======== EXCERPT ========
Abstract
A 10-year-old golden retriever dog was presented for chronic right forelimb lameness associated with a painful swelling at the lateral aspect of the proximal ulna. Proximal ulnar ostectomy and stabilization resulted in a good clinical outcome. The proposed diagnosis is chronic desmitis and enthesiophytosis of the radio-ulnar interosseous ligament.
Résumé
Desmite chronique et enthésiophytose du ligament interosseux radio-ulnaire chez un chien. Un Golden retriever de 10 ans a été présenté pour boiterie chronique du membre thoracique droite associée à un gonflement douloureux à l’aspect latéral de l’ulna proximal. Une ostéotomie ulnaire proximale avec stabilisation ont permit un bon résultat clinique. Le diagnostic proposé est une desmite chronique et enthésiophytose du ligament interosseux radio-ulnaire.
(Traduit par Isabelle Vallières)
Case description
A 10-year-old spayed female golden retriever dog was presented with a 2-month history of right forelimb lameness without known trauma. The referring veterinarian prescribed the non-steroidal anti-inflammatory drug (NSAID) meloxicam (Metacam; Boehringer-Ingelheim, Burlington, Ontario), 0.1 mg/kg body weight (BW), PO, q24h, for 1 wk; this was associated with significant improvement of the lameness. After moderately intense activity, the dog exhibited severe lameness. Upon presentation to the Veterinary University Hospital Center of the Faculty of Veterinary Medicine of the University of Montreal, the dog exhibited lameness which was moderate at the walk and severe at the trot. All lameness evaluations were subjective. No significant findings were noted upon general physical examination other than the alteration in gait.
========
> [TASK]:
Continue the case report on the golden retriever's forelimb lameness, beginning after its final sentence. The entries that follow are separate material and have no connection to the case report above.
======== AVAILABLE DATA ========
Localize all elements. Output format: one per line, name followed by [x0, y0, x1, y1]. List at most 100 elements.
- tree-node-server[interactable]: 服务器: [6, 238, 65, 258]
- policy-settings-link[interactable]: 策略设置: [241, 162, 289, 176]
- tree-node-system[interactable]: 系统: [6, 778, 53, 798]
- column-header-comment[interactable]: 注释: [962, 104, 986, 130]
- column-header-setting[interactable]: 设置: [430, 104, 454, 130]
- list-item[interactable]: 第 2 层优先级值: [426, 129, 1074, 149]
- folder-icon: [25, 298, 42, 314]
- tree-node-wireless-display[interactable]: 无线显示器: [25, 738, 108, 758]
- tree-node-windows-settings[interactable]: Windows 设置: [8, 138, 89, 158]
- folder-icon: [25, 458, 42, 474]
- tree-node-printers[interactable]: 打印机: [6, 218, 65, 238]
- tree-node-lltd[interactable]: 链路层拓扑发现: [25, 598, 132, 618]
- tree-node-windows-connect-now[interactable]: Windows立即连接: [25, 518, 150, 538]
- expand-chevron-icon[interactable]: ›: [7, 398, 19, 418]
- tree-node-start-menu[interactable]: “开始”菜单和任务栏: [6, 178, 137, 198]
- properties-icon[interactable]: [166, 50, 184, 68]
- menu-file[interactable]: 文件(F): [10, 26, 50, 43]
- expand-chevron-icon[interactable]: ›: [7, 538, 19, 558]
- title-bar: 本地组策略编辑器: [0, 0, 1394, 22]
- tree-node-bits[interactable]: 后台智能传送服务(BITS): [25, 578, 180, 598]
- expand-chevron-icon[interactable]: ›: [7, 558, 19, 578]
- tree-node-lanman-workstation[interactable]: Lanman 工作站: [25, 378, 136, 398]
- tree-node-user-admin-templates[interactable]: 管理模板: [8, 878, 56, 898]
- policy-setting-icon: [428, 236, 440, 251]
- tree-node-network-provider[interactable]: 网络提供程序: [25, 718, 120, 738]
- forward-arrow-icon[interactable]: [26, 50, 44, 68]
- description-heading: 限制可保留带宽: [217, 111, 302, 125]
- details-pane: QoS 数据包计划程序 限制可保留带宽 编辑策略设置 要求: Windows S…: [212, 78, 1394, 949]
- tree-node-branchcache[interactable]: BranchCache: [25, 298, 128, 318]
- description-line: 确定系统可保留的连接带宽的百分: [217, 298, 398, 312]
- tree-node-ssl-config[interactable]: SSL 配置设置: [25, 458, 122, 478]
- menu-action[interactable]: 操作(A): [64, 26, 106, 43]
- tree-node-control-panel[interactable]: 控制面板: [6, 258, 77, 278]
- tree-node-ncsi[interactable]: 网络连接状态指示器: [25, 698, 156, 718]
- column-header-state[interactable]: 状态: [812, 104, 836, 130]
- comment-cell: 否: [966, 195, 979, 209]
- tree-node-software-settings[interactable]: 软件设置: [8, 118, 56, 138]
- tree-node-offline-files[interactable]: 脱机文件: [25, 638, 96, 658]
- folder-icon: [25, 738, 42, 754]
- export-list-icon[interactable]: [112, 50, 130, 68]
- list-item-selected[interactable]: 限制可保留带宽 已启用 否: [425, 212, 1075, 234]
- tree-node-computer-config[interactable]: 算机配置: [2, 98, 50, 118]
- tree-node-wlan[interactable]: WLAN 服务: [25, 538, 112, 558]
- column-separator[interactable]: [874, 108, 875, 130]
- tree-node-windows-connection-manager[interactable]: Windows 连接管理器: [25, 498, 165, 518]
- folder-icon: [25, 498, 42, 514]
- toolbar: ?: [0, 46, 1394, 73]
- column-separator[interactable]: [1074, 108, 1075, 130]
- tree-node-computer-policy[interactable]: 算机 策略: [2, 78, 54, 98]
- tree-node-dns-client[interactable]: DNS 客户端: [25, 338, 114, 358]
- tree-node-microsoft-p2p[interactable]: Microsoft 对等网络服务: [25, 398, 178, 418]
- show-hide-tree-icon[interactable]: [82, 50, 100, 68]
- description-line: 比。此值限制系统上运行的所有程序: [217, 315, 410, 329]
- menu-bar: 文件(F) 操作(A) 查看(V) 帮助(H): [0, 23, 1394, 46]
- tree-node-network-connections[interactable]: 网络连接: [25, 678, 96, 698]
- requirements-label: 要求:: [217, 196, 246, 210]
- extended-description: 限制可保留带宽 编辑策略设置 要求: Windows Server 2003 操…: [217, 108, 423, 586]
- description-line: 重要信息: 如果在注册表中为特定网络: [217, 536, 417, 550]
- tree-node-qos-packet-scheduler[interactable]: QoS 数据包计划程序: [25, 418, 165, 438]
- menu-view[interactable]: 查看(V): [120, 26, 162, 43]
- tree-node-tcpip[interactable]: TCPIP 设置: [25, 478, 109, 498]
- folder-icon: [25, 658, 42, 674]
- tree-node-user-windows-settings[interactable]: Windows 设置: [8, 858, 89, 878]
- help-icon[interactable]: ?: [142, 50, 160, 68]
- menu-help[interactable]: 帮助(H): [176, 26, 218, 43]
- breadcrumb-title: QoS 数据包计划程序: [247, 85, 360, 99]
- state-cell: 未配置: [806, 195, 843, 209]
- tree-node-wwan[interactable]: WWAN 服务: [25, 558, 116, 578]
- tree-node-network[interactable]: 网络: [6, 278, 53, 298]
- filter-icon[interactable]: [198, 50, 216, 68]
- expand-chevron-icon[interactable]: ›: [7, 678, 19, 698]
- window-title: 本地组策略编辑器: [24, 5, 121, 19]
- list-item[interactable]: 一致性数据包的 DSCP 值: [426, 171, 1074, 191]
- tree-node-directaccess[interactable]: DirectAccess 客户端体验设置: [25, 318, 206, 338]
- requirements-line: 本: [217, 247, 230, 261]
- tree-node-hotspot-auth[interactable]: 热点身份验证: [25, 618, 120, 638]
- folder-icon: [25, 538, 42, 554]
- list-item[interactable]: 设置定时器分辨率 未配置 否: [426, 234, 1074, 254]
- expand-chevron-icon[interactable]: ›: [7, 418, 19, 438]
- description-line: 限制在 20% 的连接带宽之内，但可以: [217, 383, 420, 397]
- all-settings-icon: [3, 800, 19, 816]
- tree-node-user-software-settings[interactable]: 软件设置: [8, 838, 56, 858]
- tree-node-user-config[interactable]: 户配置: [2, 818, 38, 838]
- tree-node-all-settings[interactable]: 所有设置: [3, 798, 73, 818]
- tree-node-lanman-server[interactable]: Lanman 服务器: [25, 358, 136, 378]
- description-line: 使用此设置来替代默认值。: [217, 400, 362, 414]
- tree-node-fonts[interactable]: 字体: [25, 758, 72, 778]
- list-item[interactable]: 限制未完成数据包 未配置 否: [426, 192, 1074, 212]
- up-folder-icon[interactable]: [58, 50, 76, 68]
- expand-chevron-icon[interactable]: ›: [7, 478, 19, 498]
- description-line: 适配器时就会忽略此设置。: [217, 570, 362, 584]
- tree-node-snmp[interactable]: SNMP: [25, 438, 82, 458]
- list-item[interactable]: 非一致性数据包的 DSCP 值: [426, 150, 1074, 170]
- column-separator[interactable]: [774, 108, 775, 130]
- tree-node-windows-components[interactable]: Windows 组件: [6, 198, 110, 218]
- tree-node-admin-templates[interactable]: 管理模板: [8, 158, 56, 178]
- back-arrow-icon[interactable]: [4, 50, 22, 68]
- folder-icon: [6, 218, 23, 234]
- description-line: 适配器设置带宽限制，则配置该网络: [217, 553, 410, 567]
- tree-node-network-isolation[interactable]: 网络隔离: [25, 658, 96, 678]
========
> [ANSWER TO THIS PROBLEM]:
Orthopedic examination findings included moderate right antebrachial muscle atrophy when subjectively comparing it to the contralateral limb and a firm swelling (3 cm × 1 cm × 1 cm) at the cranio-lateral aspect of the proximal portion of the ulna, extending onto the cranial aspect of the radius. Marked pain was elicited upon palpation of this region even under sedation. Pronation and supination were particularly painful. The rest of the orthopedic examination was unremarkable. Radiographs of the affected antebrachium were acquired. Increased opacity in the radius and ulna corresponded to the firm swelling noted on the physical examination. There was an ulnar osseous proliferation extending towards the radius (Figure 1). Contralateral antebrachial radiographs were taken and were considered normal. Computed tomography (CT) was performed to further characterize this lesion. The study confirmed a pointed, triangular proliferation of the ulna oriented toward the radius with a reactive proliferation of the radius surrounding the ulnar projection (Figure 2). The lesions appeared to be chronic and inactive. The borders were regular, well-defined, and surrounded by sclerotic bone suggesting a chronic inflammation of the interosseous ligament with a secondary osseous proliferation of the radius and ulna. A neoplastic process seemed unlikely considering the organization of the lesion, but could not be excluded without a biopsy.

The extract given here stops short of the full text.